Stored dataset items:
================================
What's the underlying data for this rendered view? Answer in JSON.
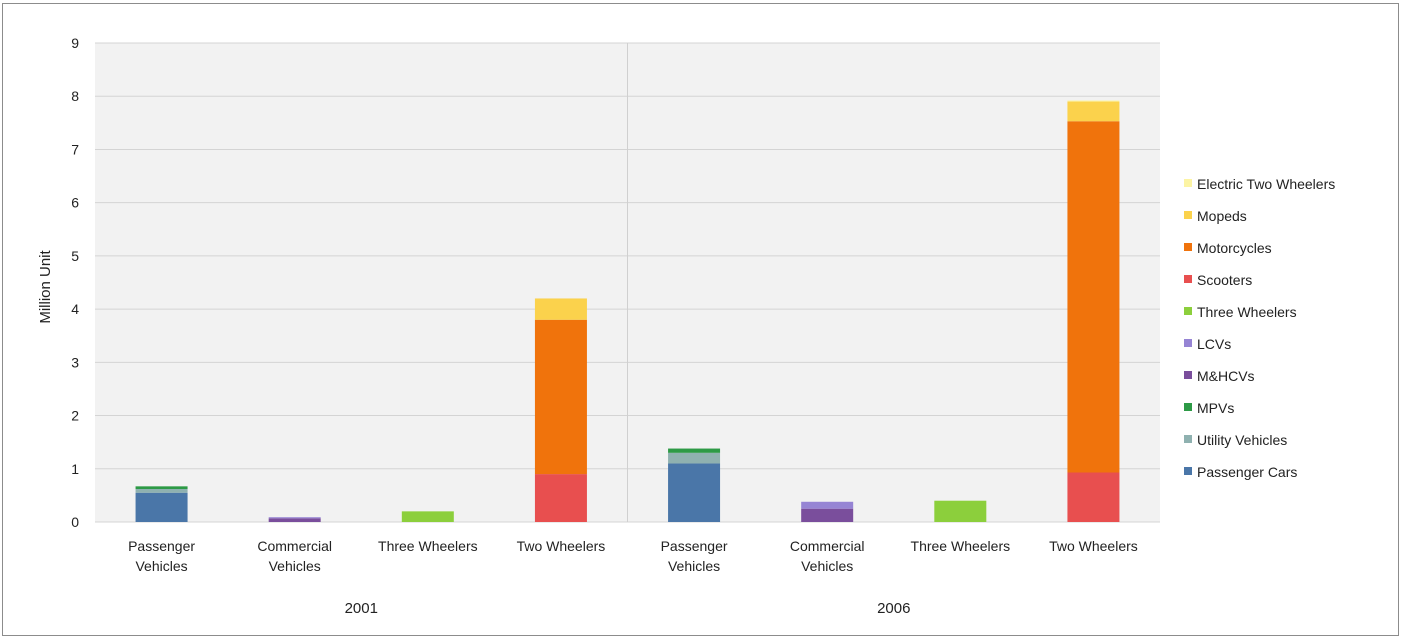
{
  "chart_data": {
    "type": "bar",
    "stacked": true,
    "ylabel": "Million Unit",
    "ylim": [
      0,
      9
    ],
    "yticks": [
      "0",
      "1",
      "2",
      "3",
      "4",
      "5",
      "6",
      "7",
      "8",
      "9"
    ],
    "grid": true,
    "legend_position": "right",
    "groups": [
      "2001",
      "2006"
    ],
    "categories": [
      {
        "label_lines": [
          "Passenger",
          "Vehicles"
        ],
        "group": "2001"
      },
      {
        "label_lines": [
          "Commercial",
          "Vehicles"
        ],
        "group": "2001"
      },
      {
        "label_lines": [
          "Three Wheelers"
        ],
        "group": "2001"
      },
      {
        "label_lines": [
          "Two Wheelers"
        ],
        "group": "2001"
      },
      {
        "label_lines": [
          "Passenger",
          "Vehicles"
        ],
        "group": "2006"
      },
      {
        "label_lines": [
          "Commercial",
          "Vehicles"
        ],
        "group": "2006"
      },
      {
        "label_lines": [
          "Three Wheelers"
        ],
        "group": "2006"
      },
      {
        "label_lines": [
          "Two Wheelers"
        ],
        "group": "2006"
      }
    ],
    "series": [
      {
        "name": "Passenger Cars",
        "color": "#4a76a8",
        "values": [
          0.55,
          0,
          0,
          0,
          1.1,
          0,
          0,
          0
        ]
      },
      {
        "name": "Utility Vehicles",
        "color": "#8fb1b0",
        "values": [
          0.07,
          0,
          0,
          0,
          0.2,
          0,
          0,
          0
        ]
      },
      {
        "name": "MPVs",
        "color": "#2d9a46",
        "values": [
          0.05,
          0,
          0,
          0,
          0.08,
          0,
          0,
          0
        ]
      },
      {
        "name": "M&HCVs",
        "color": "#7a4e9c",
        "values": [
          0,
          0.07,
          0,
          0,
          0,
          0.25,
          0,
          0
        ]
      },
      {
        "name": "LCVs",
        "color": "#9684d4",
        "values": [
          0,
          0.02,
          0,
          0,
          0,
          0.13,
          0,
          0
        ]
      },
      {
        "name": "Three Wheelers",
        "color": "#8ccf3c",
        "values": [
          0,
          0,
          0.2,
          0,
          0,
          0,
          0.4,
          0
        ]
      },
      {
        "name": "Scooters",
        "color": "#e84f4f",
        "values": [
          0,
          0,
          0,
          0.9,
          0,
          0,
          0,
          0.93
        ]
      },
      {
        "name": "Motorcycles",
        "color": "#f0730c",
        "values": [
          0,
          0,
          0,
          2.9,
          0,
          0,
          0,
          6.6
        ]
      },
      {
        "name": "Mopeds",
        "color": "#fbd24c",
        "values": [
          0,
          0,
          0,
          0.4,
          0,
          0,
          0,
          0.37
        ]
      },
      {
        "name": "Electric Two Wheelers",
        "color": "#fcf4a4",
        "values": [
          0,
          0,
          0,
          0,
          0,
          0,
          0,
          0.02
        ]
      }
    ],
    "legend_order": [
      "Electric Two Wheelers",
      "Mopeds",
      "Motorcycles",
      "Scooters",
      "Three Wheelers",
      "LCVs",
      "M&HCVs",
      "MPVs",
      "Utility Vehicles",
      "Passenger Cars"
    ]
  }
}
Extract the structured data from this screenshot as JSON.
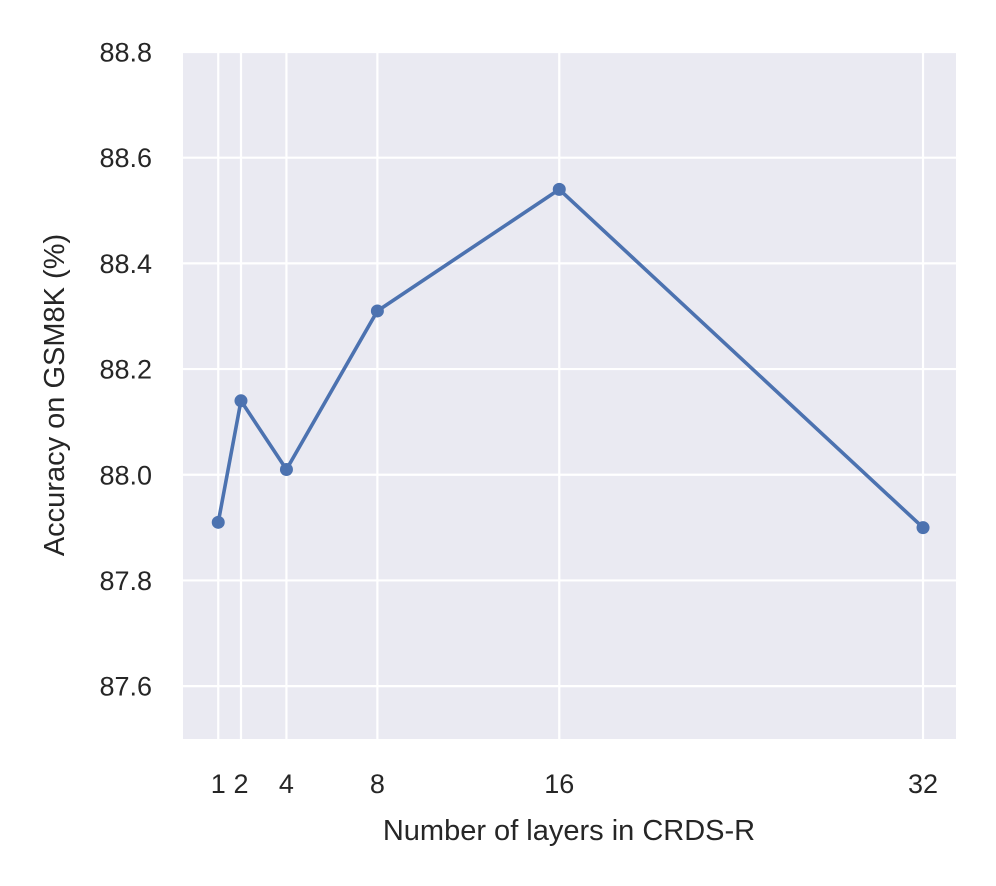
{
  "chart_data": {
    "type": "line",
    "title": "",
    "xlabel": "Number of layers in CRDS-R",
    "ylabel": "Accuracy on GSM8K (%)",
    "xlim": [
      -0.55,
      33.45
    ],
    "ylim": [
      87.5,
      88.8
    ],
    "x_ticks": [
      1,
      2,
      4,
      8,
      16,
      32
    ],
    "x_tick_labels": [
      "1",
      "2",
      "4",
      "8",
      "16",
      "32"
    ],
    "y_ticks": [
      87.6,
      87.8,
      88.0,
      88.2,
      88.4,
      88.6,
      88.8
    ],
    "y_tick_labels": [
      "87.6",
      "87.8",
      "88.0",
      "88.2",
      "88.4",
      "88.6",
      "88.8"
    ],
    "grid": true,
    "legend": "none",
    "colors": {
      "background": "#EAEAF2",
      "grid": "#FFFFFF",
      "line": "#4C72B0",
      "text": "#262626"
    },
    "series": [
      {
        "x": [
          1,
          2,
          4,
          8,
          16,
          32
        ],
        "values": [
          87.91,
          88.14,
          88.01,
          88.31,
          88.54,
          87.9
        ]
      }
    ]
  }
}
================================
Pictures are not part of the copy; reproduce everything else in the records exactly.

What's the underlying data for this rendered view? Answer in JSON.
{
  "chart_data": {
    "type": "bar",
    "stacked": true,
    "ylabel": "Million Unit",
    "ylim": [
      0,
      9
    ],
    "yticks": [
      "0",
      "1",
      "2",
      "3",
      "4",
      "5",
      "6",
      "7",
      "8",
      "9"
    ],
    "grid": true,
    "legend_position": "right",
    "groups": [
      "2001",
      "2006"
    ],
    "categories": [
      {
        "label_lines": [
          "Passenger",
          "Vehicles"
        ],
        "group": "2001"
      },
      {
        "label_lines": [
          "Commercial",
          "Vehicles"
        ],
        "group": "2001"
      },
      {
        "label_lines": [
          "Three Wheelers"
        ],
        "group": "2001"
      },
      {
        "label_lines": [
          "Two Wheelers"
        ],
        "group": "2001"
      },
      {
        "label_lines": [
          "Passenger",
          "Vehicles"
        ],
        "group": "2006"
      },
      {
        "label_lines": [
          "Commercial",
          "Vehicles"
        ],
        "group": "2006"
      },
      {
        "label_lines": [
          "Three Wheelers"
        ],
        "group": "2006"
      },
      {
        "label_lines": [
          "Two Wheelers"
        ],
        "group": "2006"
      }
    ],
    "series": [
      {
        "name": "Passenger Cars",
        "color": "#4a76a8",
        "values": [
          0.55,
          0,
          0,
          0,
          1.1,
          0,
          0,
          0
        ]
      },
      {
        "name": "Utility Vehicles",
        "color": "#8fb1b0",
        "values": [
          0.07,
          0,
          0,
          0,
          0.2,
          0,
          0,
          0
        ]
      },
      {
        "name": "MPVs",
        "color": "#2d9a46",
        "values": [
          0.05,
          0,
          0,
          0,
          0.08,
          0,
          0,
          0
        ]
      },
      {
        "name": "M&HCVs",
        "color": "#7a4e9c",
        "values": [
          0,
          0.07,
          0,
          0,
          0,
          0.25,
          0,
          0
        ]
      },
      {
        "name": "LCVs",
        "color": "#9684d4",
        "values": [
          0,
          0.02,
          0,
          0,
          0,
          0.13,
          0,
          0
        ]
      },
      {
        "name": "Three Wheelers",
        "color": "#8ccf3c",
        "values": [
          0,
          0,
          0.2,
          0,
          0,
          0,
          0.4,
          0
        ]
      },
      {
        "name": "Scooters",
        "color": "#e84f4f",
        "values": [
          0,
          0,
          0,
          0.9,
          0,
          0,
          0,
          0.93
        ]
      },
      {
        "name": "Motorcycles",
        "color": "#f0730c",
        "values": [
          0,
          0,
          0,
          2.9,
          0,
          0,
          0,
          6.6
        ]
      },
      {
        "name": "Mopeds",
        "color": "#fbd24c",
        "values": [
          0,
          0,
          0,
          0.4,
          0,
          0,
          0,
          0.37
        ]
      },
      {
        "name": "Electric Two Wheelers",
        "color": "#fcf4a4",
        "values": [
          0,
          0,
          0,
          0,
          0,
          0,
          0,
          0.02
        ]
      }
    ],
    "legend_order": [
      "Electric Two Wheelers",
      "Mopeds",
      "Motorcycles",
      "Scooters",
      "Three Wheelers",
      "LCVs",
      "M&HCVs",
      "MPVs",
      "Utility Vehicles",
      "Passenger Cars"
    ]
  }
}
Extract the structured data from this screenshot as JSON.
{
  "chart_data": {
    "type": "line",
    "title": "",
    "xlabel": "Number of layers in CRDS-R",
    "ylabel": "Accuracy on GSM8K (%)",
    "xlim": [
      -0.55,
      33.45
    ],
    "ylim": [
      87.5,
      88.8
    ],
    "x_ticks": [
      1,
      2,
      4,
      8,
      16,
      32
    ],
    "x_tick_labels": [
      "1",
      "2",
      "4",
      "8",
      "16",
      "32"
    ],
    "y_ticks": [
      87.6,
      87.8,
      88.0,
      88.2,
      88.4,
      88.6,
      88.8
    ],
    "y_tick_labels": [
      "87.6",
      "87.8",
      "88.0",
      "88.2",
      "88.4",
      "88.6",
      "88.8"
    ],
    "grid": true,
    "legend": "none",
    "colors": {
      "background": "#EAEAF2",
      "grid": "#FFFFFF",
      "line": "#4C72B0",
      "text": "#262626"
    },
    "series": [
      {
        "x": [
          1,
          2,
          4,
          8,
          16,
          32
        ],
        "values": [
          87.91,
          88.14,
          88.01,
          88.31,
          88.54,
          87.9
        ]
      }
    ]
  }
}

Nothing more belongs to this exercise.